> **Objective**: Find each line with the word "tuyến" and copy it.
[begin Material to process]
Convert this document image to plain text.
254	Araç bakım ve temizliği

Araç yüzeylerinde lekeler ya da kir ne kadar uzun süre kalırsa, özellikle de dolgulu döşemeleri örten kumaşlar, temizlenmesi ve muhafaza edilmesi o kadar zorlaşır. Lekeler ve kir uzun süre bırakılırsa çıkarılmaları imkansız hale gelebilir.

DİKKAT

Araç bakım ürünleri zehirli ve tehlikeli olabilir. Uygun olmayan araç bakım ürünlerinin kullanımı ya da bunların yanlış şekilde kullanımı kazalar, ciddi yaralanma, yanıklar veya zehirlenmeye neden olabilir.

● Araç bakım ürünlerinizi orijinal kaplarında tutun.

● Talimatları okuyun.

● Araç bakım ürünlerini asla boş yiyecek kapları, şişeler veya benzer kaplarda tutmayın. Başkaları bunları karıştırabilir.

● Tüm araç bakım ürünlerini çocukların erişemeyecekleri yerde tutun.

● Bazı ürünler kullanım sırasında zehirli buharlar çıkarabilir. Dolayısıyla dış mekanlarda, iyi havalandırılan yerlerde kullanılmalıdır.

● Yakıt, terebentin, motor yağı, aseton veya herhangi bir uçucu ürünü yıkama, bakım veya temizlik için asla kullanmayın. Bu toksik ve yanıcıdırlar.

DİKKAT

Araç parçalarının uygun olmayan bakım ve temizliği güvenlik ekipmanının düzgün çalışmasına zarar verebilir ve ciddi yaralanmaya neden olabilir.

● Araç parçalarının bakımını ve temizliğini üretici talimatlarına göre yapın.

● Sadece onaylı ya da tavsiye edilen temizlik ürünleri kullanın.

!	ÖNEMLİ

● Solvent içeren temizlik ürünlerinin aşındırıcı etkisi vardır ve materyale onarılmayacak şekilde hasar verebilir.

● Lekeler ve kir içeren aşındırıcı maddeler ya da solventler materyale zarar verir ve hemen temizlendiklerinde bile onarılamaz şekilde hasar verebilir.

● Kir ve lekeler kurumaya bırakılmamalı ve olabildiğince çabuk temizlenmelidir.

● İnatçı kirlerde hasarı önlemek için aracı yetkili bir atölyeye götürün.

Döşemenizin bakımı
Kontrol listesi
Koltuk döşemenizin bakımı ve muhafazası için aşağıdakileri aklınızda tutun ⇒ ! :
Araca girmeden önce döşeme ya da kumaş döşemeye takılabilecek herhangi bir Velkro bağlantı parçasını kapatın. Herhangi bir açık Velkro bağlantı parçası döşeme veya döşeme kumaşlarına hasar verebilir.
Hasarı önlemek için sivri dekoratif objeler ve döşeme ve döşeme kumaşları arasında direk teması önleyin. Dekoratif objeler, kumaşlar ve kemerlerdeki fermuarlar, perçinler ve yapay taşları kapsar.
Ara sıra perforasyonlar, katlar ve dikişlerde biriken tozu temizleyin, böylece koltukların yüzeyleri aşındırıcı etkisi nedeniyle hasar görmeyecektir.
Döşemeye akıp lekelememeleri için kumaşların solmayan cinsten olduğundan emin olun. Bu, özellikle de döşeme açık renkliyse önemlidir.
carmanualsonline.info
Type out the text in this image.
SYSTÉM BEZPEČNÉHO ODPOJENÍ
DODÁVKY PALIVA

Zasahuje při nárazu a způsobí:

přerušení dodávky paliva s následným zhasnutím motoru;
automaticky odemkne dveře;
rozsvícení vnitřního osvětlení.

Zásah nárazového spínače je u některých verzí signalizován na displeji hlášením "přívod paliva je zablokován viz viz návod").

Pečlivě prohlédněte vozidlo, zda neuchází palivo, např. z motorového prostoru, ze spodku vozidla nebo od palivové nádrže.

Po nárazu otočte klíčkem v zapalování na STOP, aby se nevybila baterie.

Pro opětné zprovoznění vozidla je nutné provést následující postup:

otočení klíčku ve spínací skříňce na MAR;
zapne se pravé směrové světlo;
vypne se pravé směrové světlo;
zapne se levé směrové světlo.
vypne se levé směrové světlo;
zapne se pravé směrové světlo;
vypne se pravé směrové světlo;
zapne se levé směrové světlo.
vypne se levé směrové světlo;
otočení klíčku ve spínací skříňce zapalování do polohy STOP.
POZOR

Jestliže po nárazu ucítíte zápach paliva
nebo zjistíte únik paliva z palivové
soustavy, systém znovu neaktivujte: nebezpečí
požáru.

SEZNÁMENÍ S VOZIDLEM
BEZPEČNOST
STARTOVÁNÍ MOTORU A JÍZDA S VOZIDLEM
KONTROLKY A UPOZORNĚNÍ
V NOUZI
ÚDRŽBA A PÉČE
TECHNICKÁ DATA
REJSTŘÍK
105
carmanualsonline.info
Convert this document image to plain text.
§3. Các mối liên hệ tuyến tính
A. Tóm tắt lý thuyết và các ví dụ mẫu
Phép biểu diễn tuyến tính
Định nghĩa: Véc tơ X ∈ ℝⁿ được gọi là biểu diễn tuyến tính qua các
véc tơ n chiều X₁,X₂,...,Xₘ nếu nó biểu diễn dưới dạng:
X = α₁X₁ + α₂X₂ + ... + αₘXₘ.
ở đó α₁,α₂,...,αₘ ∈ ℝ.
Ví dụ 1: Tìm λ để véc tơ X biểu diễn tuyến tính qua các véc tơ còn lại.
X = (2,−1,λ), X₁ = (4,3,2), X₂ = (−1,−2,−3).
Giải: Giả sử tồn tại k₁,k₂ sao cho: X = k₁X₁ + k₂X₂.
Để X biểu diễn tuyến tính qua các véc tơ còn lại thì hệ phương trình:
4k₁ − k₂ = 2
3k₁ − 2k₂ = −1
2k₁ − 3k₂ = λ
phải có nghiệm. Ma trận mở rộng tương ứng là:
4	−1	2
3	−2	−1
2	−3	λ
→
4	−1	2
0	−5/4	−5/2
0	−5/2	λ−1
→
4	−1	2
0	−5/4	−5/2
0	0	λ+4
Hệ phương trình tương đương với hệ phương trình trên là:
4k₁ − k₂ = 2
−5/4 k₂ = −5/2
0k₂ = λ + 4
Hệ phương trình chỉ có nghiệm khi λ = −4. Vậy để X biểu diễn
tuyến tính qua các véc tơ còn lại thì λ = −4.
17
[end Material to process]
> **The reply**:
§3. Các mối liên hệ tuyến tính
Phép biểu diễn tuyến tính
Định nghĩa: Véc tơ X ∈ ℝⁿ được gọi là biểu diễn tuyến tính qua các
Ví dụ 1: Tìm λ để véc tơ X biểu diễn tuyến tính qua các véc tơ còn lại.
Để X biểu diễn tuyến tính qua các véc tơ còn lại thì hệ phương trình:
tuyến tính qua các véc tơ còn lại thì λ = −4.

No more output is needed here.